▶ [Your objective]
Copy every line of the following data that includes the string "values".

··········

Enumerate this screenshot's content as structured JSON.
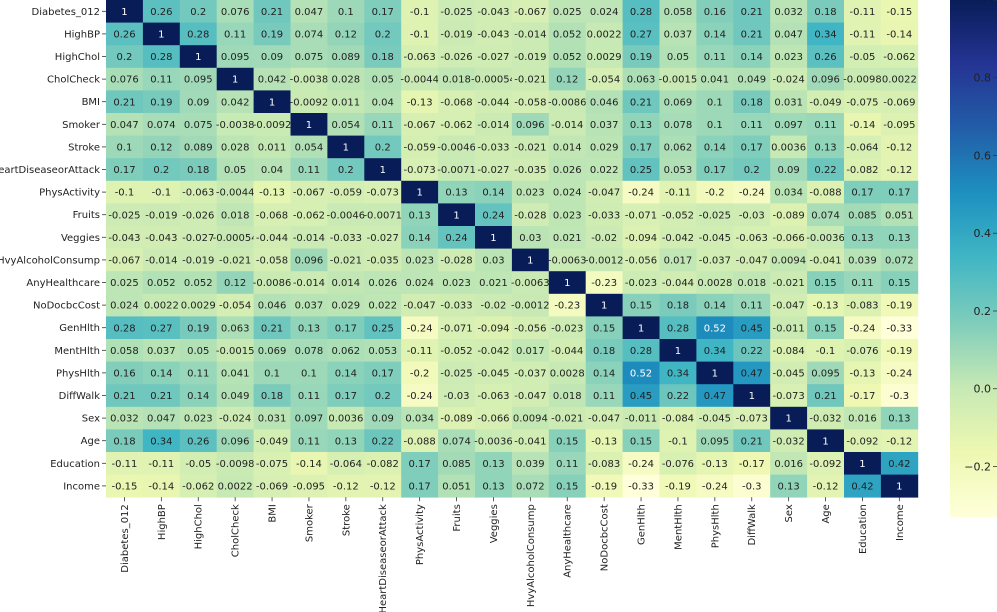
{
  "chart_data": {
    "type": "heatmap",
    "title": "",
    "xlabel": "",
    "ylabel": "",
    "annotations": "cell values printed in each cell",
    "colormap": "YlGnBu",
    "colormap_stops": [
      "#ffffd9",
      "#edf8b1",
      "#c7e9b4",
      "#7fcdbb",
      "#41b6c4",
      "#1d91c0",
      "#225ea8",
      "#253494",
      "#081d58"
    ],
    "color_range": [
      -0.33,
      1
    ],
    "colorbar": {
      "position": "right",
      "ticks": [
        1,
        0.8,
        0.6,
        0.4,
        0.2,
        0.0,
        -0.2
      ],
      "tick_labels": [
        "1",
        "0.8",
        "0.6",
        "0.4",
        "0.2",
        "0.0",
        "−0.2"
      ]
    },
    "row_labels": [
      "Diabetes_012",
      "HighBP",
      "HighChol",
      "CholCheck",
      "BMI",
      "Smoker",
      "Stroke",
      "HeartDiseaseorAttack",
      "PhysActivity",
      "Fruits",
      "Veggies",
      "HvyAlcoholConsump",
      "AnyHealthcare",
      "NoDocbcCost",
      "GenHlth",
      "MentHlth",
      "PhysHlth",
      "DiffWalk",
      "Sex",
      "Age",
      "Education",
      "Income"
    ],
    "col_labels": [
      "Diabetes_012",
      "HighBP",
      "HighChol",
      "CholCheck",
      "BMI",
      "Smoker",
      "Stroke",
      "HeartDiseaseorAttack",
      "PhysActivity",
      "Fruits",
      "Veggies",
      "HvyAlcoholConsump",
      "AnyHealthcare",
      "NoDocbcCost",
      "GenHlth",
      "MentHlth",
      "PhysHlth",
      "DiffWalk",
      "Sex",
      "Age",
      "Education",
      "Income"
    ],
    "values": [
      [
        "1",
        "0.26",
        "0.2",
        "0.076",
        "0.21",
        "0.047",
        "0.1",
        "0.17",
        "-0.1",
        "-0.025",
        "-0.043",
        "-0.067",
        "0.025",
        "0.024",
        "0.28",
        "0.058",
        "0.16",
        "0.21",
        "0.032",
        "0.18",
        "-0.11",
        "-0.15"
      ],
      [
        "0.26",
        "1",
        "0.28",
        "0.11",
        "0.19",
        "0.074",
        "0.12",
        "0.2",
        "-0.1",
        "-0.019",
        "-0.043",
        "-0.014",
        "0.052",
        "0.0022",
        "0.27",
        "0.037",
        "0.14",
        "0.21",
        "0.047",
        "0.34",
        "-0.11",
        "-0.14"
      ],
      [
        "0.2",
        "0.28",
        "1",
        "0.095",
        "0.09",
        "0.075",
        "0.089",
        "0.18",
        "-0.063",
        "-0.026",
        "-0.027",
        "-0.019",
        "0.052",
        "0.0029",
        "0.19",
        "0.05",
        "0.11",
        "0.14",
        "0.023",
        "0.26",
        "-0.05",
        "-0.062"
      ],
      [
        "0.076",
        "0.11",
        "0.095",
        "1",
        "0.042",
        "-0.0038",
        "0.028",
        "0.05",
        "-0.0044",
        "0.018",
        "-0.00054",
        "-0.021",
        "0.12",
        "-0.054",
        "0.063",
        "-0.0015",
        "0.041",
        "0.049",
        "-0.024",
        "0.096",
        "-0.0098",
        "0.0022"
      ],
      [
        "0.21",
        "0.19",
        "0.09",
        "0.042",
        "1",
        "-0.0092",
        "0.011",
        "0.04",
        "-0.13",
        "-0.068",
        "-0.044",
        "-0.058",
        "-0.0086",
        "0.046",
        "0.21",
        "0.069",
        "0.1",
        "0.18",
        "0.031",
        "-0.049",
        "-0.075",
        "-0.069"
      ],
      [
        "0.047",
        "0.074",
        "0.075",
        "-0.0038",
        "-0.0092",
        "1",
        "0.054",
        "0.11",
        "-0.067",
        "-0.062",
        "-0.014",
        "0.096",
        "-0.014",
        "0.037",
        "0.13",
        "0.078",
        "0.1",
        "0.11",
        "0.097",
        "0.11",
        "-0.14",
        "-0.095"
      ],
      [
        "0.1",
        "0.12",
        "0.089",
        "0.028",
        "0.011",
        "0.054",
        "1",
        "0.2",
        "-0.059",
        "-0.0046",
        "-0.033",
        "-0.021",
        "0.014",
        "0.029",
        "0.17",
        "0.062",
        "0.14",
        "0.17",
        "0.0036",
        "0.13",
        "-0.064",
        "-0.12"
      ],
      [
        "0.17",
        "0.2",
        "0.18",
        "0.05",
        "0.04",
        "0.11",
        "0.2",
        "1",
        "-0.073",
        "-0.0071",
        "-0.027",
        "-0.035",
        "0.026",
        "0.022",
        "0.25",
        "0.053",
        "0.17",
        "0.2",
        "0.09",
        "0.22",
        "-0.082",
        "-0.12"
      ],
      [
        "-0.1",
        "-0.1",
        "-0.063",
        "-0.0044",
        "-0.13",
        "-0.067",
        "-0.059",
        "-0.073",
        "1",
        "0.13",
        "0.14",
        "0.023",
        "0.024",
        "-0.047",
        "-0.24",
        "-0.11",
        "-0.2",
        "-0.24",
        "0.034",
        "-0.088",
        "0.17",
        "0.17"
      ],
      [
        "-0.025",
        "-0.019",
        "-0.026",
        "0.018",
        "-0.068",
        "-0.062",
        "-0.0046",
        "-0.0071",
        "0.13",
        "1",
        "0.24",
        "-0.028",
        "0.023",
        "-0.033",
        "-0.071",
        "-0.052",
        "-0.025",
        "-0.03",
        "-0.089",
        "0.074",
        "0.085",
        "0.051"
      ],
      [
        "-0.043",
        "-0.043",
        "-0.027",
        "-0.00054",
        "-0.044",
        "-0.014",
        "-0.033",
        "-0.027",
        "0.14",
        "0.24",
        "1",
        "0.03",
        "0.021",
        "-0.02",
        "-0.094",
        "-0.042",
        "-0.045",
        "-0.063",
        "-0.066",
        "-0.0036",
        "0.13",
        "0.13"
      ],
      [
        "-0.067",
        "-0.014",
        "-0.019",
        "-0.021",
        "-0.058",
        "0.096",
        "-0.021",
        "-0.035",
        "0.023",
        "-0.028",
        "0.03",
        "1",
        "-0.0063",
        "-0.0012",
        "-0.056",
        "0.017",
        "-0.037",
        "-0.047",
        "0.0094",
        "-0.041",
        "0.039",
        "0.072"
      ],
      [
        "0.025",
        "0.052",
        "0.052",
        "0.12",
        "-0.0086",
        "-0.014",
        "0.014",
        "0.026",
        "0.024",
        "0.023",
        "0.021",
        "-0.0063",
        "1",
        "-0.23",
        "-0.023",
        "-0.044",
        "0.0028",
        "0.018",
        "-0.021",
        "0.15",
        "0.11",
        "0.15"
      ],
      [
        "0.024",
        "0.0022",
        "0.0029",
        "-0.054",
        "0.046",
        "0.037",
        "0.029",
        "0.022",
        "-0.047",
        "-0.033",
        "-0.02",
        "-0.0012",
        "-0.23",
        "1",
        "0.15",
        "0.18",
        "0.14",
        "0.11",
        "-0.047",
        "-0.13",
        "-0.083",
        "-0.19"
      ],
      [
        "0.28",
        "0.27",
        "0.19",
        "0.063",
        "0.21",
        "0.13",
        "0.17",
        "0.25",
        "-0.24",
        "-0.071",
        "-0.094",
        "-0.056",
        "-0.023",
        "0.15",
        "1",
        "0.28",
        "0.52",
        "0.45",
        "-0.011",
        "0.15",
        "-0.24",
        "-0.33"
      ],
      [
        "0.058",
        "0.037",
        "0.05",
        "-0.0015",
        "0.069",
        "0.078",
        "0.062",
        "0.053",
        "-0.11",
        "-0.052",
        "-0.042",
        "0.017",
        "-0.044",
        "0.18",
        "0.28",
        "1",
        "0.34",
        "0.22",
        "-0.084",
        "-0.1",
        "-0.076",
        "-0.19"
      ],
      [
        "0.16",
        "0.14",
        "0.11",
        "0.041",
        "0.1",
        "0.1",
        "0.14",
        "0.17",
        "-0.2",
        "-0.025",
        "-0.045",
        "-0.037",
        "0.0028",
        "0.14",
        "0.52",
        "0.34",
        "1",
        "0.47",
        "-0.045",
        "0.095",
        "-0.13",
        "-0.24"
      ],
      [
        "0.21",
        "0.21",
        "0.14",
        "0.049",
        "0.18",
        "0.11",
        "0.17",
        "0.2",
        "-0.24",
        "-0.03",
        "-0.063",
        "-0.047",
        "0.018",
        "0.11",
        "0.45",
        "0.22",
        "0.47",
        "1",
        "-0.073",
        "0.21",
        "-0.17",
        "-0.3"
      ],
      [
        "0.032",
        "0.047",
        "0.023",
        "-0.024",
        "0.031",
        "0.097",
        "0.0036",
        "0.09",
        "0.034",
        "-0.089",
        "-0.066",
        "0.0094",
        "-0.021",
        "-0.047",
        "-0.011",
        "-0.084",
        "-0.045",
        "-0.073",
        "1",
        "-0.032",
        "0.016",
        "0.13"
      ],
      [
        "0.18",
        "0.34",
        "0.26",
        "0.096",
        "-0.049",
        "0.11",
        "0.13",
        "0.22",
        "-0.088",
        "0.074",
        "-0.0036",
        "-0.041",
        "0.15",
        "-0.13",
        "0.15",
        "-0.1",
        "0.095",
        "0.21",
        "-0.032",
        "1",
        "-0.092",
        "-0.12"
      ],
      [
        "-0.11",
        "-0.11",
        "-0.05",
        "-0.0098",
        "-0.075",
        "-0.14",
        "-0.064",
        "-0.082",
        "0.17",
        "0.085",
        "0.13",
        "0.039",
        "0.11",
        "-0.083",
        "-0.24",
        "-0.076",
        "-0.13",
        "-0.17",
        "0.016",
        "-0.092",
        "1",
        "0.42"
      ],
      [
        "-0.15",
        "-0.14",
        "-0.062",
        "0.0022",
        "-0.069",
        "-0.095",
        "-0.12",
        "-0.12",
        "0.17",
        "0.051",
        "0.13",
        "0.072",
        "0.15",
        "-0.19",
        "-0.33",
        "-0.19",
        "-0.24",
        "-0.3",
        "0.13",
        "-0.12",
        "0.42",
        "1"
      ]
    ]
  }
}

··········

▶ [The solution]
    "annotations": "cell values printed in each cell",
    "values": [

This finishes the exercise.